Short task.
All of the lines below are to be printed again exactly; images are excluded from the output.

Records to use.
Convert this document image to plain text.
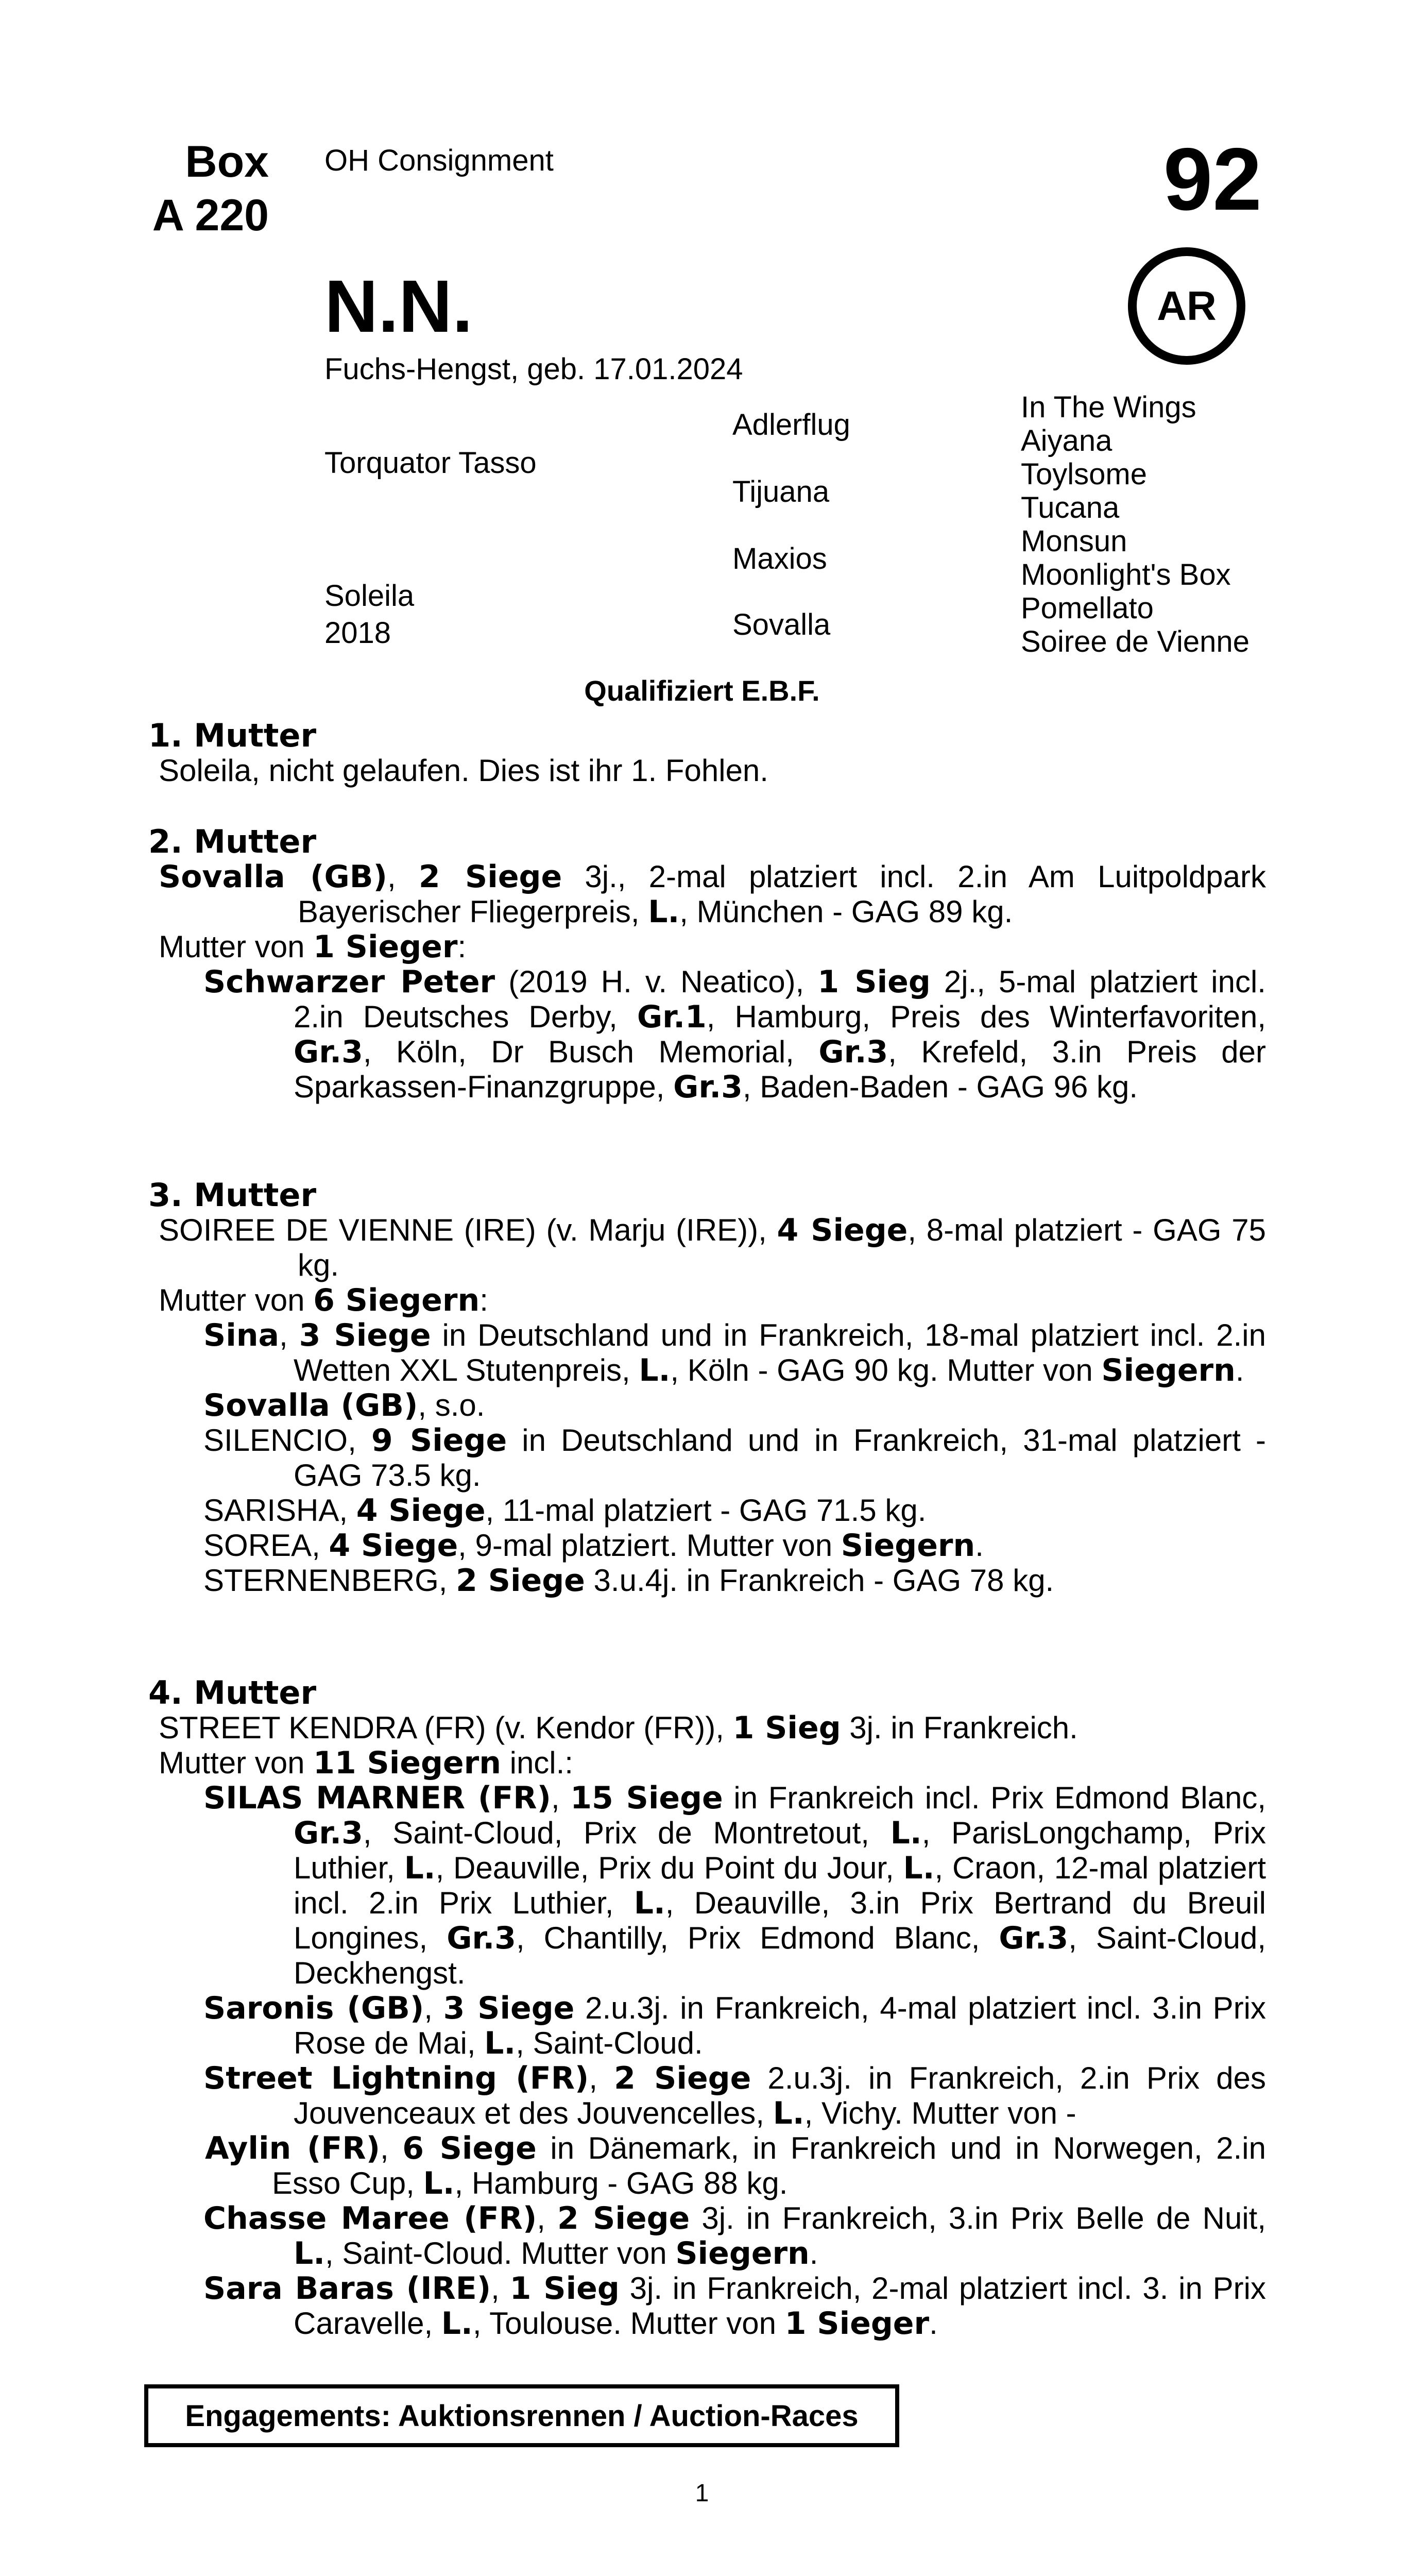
Box
A 220
OH Consignment	92
AR
N.N.
Fuchs-Hengst, geb. 17.01.2024
Torquator Tasso
Soleila
2018
Adlerflug
Tijuana
Maxios
Sovalla
In The Wings
Aiyana
Toylsome
Tucana
Monsun
Moonlight's Box
Pomellato
Soiree de Vienne
Qualifiziert E.B.F.
1. Mutter
Soleila, nicht gelaufen. Dies ist ihr 1. Fohlen.
2. Mutter
Sovalla (GB), 2 Siege 3j., 2-mal platziert incl. 2.in Am Luitpoldpark Bayerischer Fliegerpreis, L., München - GAG 89 kg.
Mutter von 1 Sieger:
Schwarzer Peter (2019 H. v. Neatico), 1 Sieg 2j., 5-mal platziert incl. 2.in Deutsches Derby, Gr.1, Hamburg, Preis des Winterfavoriten, Gr.3, Köln, Dr Busch Memorial, Gr.3, Krefeld, 3.in Preis der Sparkassen-Finanzgruppe, Gr.3, Baden-Baden - GAG 96 kg.
3. Mutter
SOIREE DE VIENNE (IRE) (v. Marju (IRE)), 4 Siege, 8-mal platziert - GAG 75 kg.
Mutter von 6 Siegern:
Sina, 3 Siege in Deutschland und in Frankreich, 18-mal platziert incl. 2.in Wetten XXL Stutenpreis, L., Köln - GAG 90 kg. Mutter von Siegern.
Sovalla (GB), s.o.
SILENCIO, 9 Siege in Deutschland und in Frankreich, 31-mal platziert - GAG 73.5 kg.
SARISHA, 4 Siege, 11-mal platziert - GAG 71.5 kg.
SOREA, 4 Siege, 9-mal platziert. Mutter von Siegern.
STERNENBERG, 2 Siege 3.u.4j. in Frankreich - GAG 78 kg.
4. Mutter
STREET KENDRA (FR) (v. Kendor (FR)), 1 Sieg 3j. in Frankreich.
Mutter von 11 Siegern incl.:
SILAS MARNER (FR), 15 Siege in Frankreich incl. Prix Edmond Blanc, Gr.3, Saint-Cloud, Prix de Montretout, L., ParisLongchamp, Prix Luthier, L., Deauville, Prix du Point du Jour, L., Craon, 12-mal platziert incl. 2.in Prix Luthier, L., Deauville, 3.in Prix Bertrand du Breuil Longines, Gr.3, Chantilly, Prix Edmond Blanc, Gr.3, Saint-Cloud, Deckhengst.
Saronis (GB), 3 Siege 2.u.3j. in Frankreich, 4-mal platziert incl. 3.in Prix Rose de Mai, L., Saint-Cloud.
Street Lightning (FR), 2 Siege 2.u.3j. in Frankreich, 2.in Prix des Jouvenceaux et des Jouvencelles, L., Vichy. Mutter von -
Aylin (FR), 6 Siege in Dänemark, in Frankreich und in Norwegen, 2.in Esso Cup, L., Hamburg - GAG 88 kg.
Chasse Maree (FR), 2 Siege 3j. in Frankreich, 3.in Prix Belle de Nuit, L., Saint-Cloud. Mutter von Siegern.
Sara Baras (IRE), 1 Sieg 3j. in Frankreich, 2-mal platziert incl. 3. in Prix Caravelle, L., Toulouse. Mutter von 1 Sieger.
Engagements: Auktionsrennen / Auction-Races
1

Finished exercise.
Convert this document image to plain text.
Box
A 220
OH Consignment	92
AR
N.N.
Fuchs-Hengst, geb. 17.01.2024
Torquator Tasso
Soleila
2018
Adlerflug
Tijuana
Maxios
Sovalla
In The Wings
Aiyana
Toylsome
Tucana
Monsun
Moonlight's Box
Pomellato
Soiree de Vienne
Qualifiziert E.B.F.
1. Mutter
Soleila, nicht gelaufen. Dies ist ihr 1. Fohlen.
2. Mutter
Sovalla (GB), 2 Siege 3j., 2-mal platziert incl. 2.in Am Luitpoldpark Bayerischer Fliegerpreis, L., München - GAG 89 kg.
Mutter von 1 Sieger:
Schwarzer Peter (2019 H. v. Neatico), 1 Sieg 2j., 5-mal platziert incl. 2.in Deutsches Derby, Gr.1, Hamburg, Preis des Winterfavoriten, Gr.3, Köln, Dr Busch Memorial, Gr.3, Krefeld, 3.in Preis der Sparkassen-Finanzgruppe, Gr.3, Baden-Baden - GAG 96 kg.
3. Mutter
SOIREE DE VIENNE (IRE) (v. Marju (IRE)), 4 Siege, 8-mal platziert - GAG 75 kg.
Mutter von 6 Siegern:
Sina, 3 Siege in Deutschland und in Frankreich, 18-mal platziert incl. 2.in Wetten XXL Stutenpreis, L., Köln - GAG 90 kg. Mutter von Siegern.
Sovalla (GB), s.o.
SILENCIO, 9 Siege in Deutschland und in Frankreich, 31-mal platziert - GAG 73.5 kg.
SARISHA, 4 Siege, 11-mal platziert - GAG 71.5 kg.
SOREA, 4 Siege, 9-mal platziert. Mutter von Siegern.
STERNENBERG, 2 Siege 3.u.4j. in Frankreich - GAG 78 kg.
4. Mutter
STREET KENDRA (FR) (v. Kendor (FR)), 1 Sieg 3j. in Frankreich.
Mutter von 11 Siegern incl.:
SILAS MARNER (FR), 15 Siege in Frankreich incl. Prix Edmond Blanc, Gr.3, Saint-Cloud, Prix de Montretout, L., ParisLongchamp, Prix Luthier, L., Deauville, Prix du Point du Jour, L., Craon, 12-mal platziert incl. 2.in Prix Luthier, L., Deauville, 3.in Prix Bertrand du Breuil Longines, Gr.3, Chantilly, Prix Edmond Blanc, Gr.3, Saint-Cloud, Deckhengst.
Saronis (GB), 3 Siege 2.u.3j. in Frankreich, 4-mal platziert incl. 3.in Prix Rose de Mai, L., Saint-Cloud.
Street Lightning (FR), 2 Siege 2.u.3j. in Frankreich, 2.in Prix des Jouvenceaux et des Jouvencelles, L., Vichy. Mutter von -
Aylin (FR), 6 Siege in Dänemark, in Frankreich und in Norwegen, 2.in Esso Cup, L., Hamburg - GAG 88 kg.
Chasse Maree (FR), 2 Siege 3j. in Frankreich, 3.in Prix Belle de Nuit, L., Saint-Cloud. Mutter von Siegern.
Sara Baras (IRE), 1 Sieg 3j. in Frankreich, 2-mal platziert incl. 3. in Prix Caravelle, L., Toulouse. Mutter von 1 Sieger.
Engagements: Auktionsrennen / Auction-Races
1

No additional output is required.